## WHAT IS EXPECTED
Pick out each line of the records in which the word "color" appears.

(A block of data)
-- Start --

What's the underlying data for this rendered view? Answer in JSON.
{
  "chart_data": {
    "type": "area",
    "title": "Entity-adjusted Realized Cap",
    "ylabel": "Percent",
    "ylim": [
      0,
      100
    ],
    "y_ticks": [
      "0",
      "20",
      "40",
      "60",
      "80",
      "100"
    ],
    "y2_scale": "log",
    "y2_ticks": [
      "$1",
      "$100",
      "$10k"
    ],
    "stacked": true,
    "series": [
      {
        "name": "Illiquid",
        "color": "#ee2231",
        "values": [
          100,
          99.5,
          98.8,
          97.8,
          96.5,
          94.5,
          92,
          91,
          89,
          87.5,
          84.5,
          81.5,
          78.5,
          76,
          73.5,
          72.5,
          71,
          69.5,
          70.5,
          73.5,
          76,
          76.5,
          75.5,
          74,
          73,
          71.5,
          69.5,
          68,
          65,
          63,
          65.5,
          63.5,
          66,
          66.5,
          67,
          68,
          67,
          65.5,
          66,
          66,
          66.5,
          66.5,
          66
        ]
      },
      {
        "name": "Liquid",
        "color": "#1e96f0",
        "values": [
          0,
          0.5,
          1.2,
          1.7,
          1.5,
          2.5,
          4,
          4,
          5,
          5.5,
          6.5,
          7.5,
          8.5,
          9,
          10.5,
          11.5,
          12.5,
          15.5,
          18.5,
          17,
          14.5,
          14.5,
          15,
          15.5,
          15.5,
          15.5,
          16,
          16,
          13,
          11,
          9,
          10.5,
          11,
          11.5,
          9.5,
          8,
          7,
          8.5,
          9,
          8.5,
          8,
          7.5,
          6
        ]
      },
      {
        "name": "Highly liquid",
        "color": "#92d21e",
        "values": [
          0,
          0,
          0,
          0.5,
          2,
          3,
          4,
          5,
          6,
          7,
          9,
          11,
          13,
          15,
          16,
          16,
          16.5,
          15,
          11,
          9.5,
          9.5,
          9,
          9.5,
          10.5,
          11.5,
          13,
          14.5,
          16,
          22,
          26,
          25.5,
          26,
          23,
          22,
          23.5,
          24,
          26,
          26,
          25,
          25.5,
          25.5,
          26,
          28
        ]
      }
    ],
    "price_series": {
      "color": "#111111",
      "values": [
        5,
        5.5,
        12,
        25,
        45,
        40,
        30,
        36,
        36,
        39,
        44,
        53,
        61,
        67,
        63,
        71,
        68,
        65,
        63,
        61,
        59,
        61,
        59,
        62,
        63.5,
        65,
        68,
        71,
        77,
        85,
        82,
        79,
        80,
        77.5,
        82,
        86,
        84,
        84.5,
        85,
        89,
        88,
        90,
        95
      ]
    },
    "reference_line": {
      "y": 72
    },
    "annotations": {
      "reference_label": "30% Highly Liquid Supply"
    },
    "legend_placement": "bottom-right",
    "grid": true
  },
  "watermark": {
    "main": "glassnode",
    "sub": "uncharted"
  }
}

-- End --

## FULL RESPONSE
        "color": "#ee2231",
        "color": "#1e96f0",
        "color": "#92d21e",
      "color": "#111111",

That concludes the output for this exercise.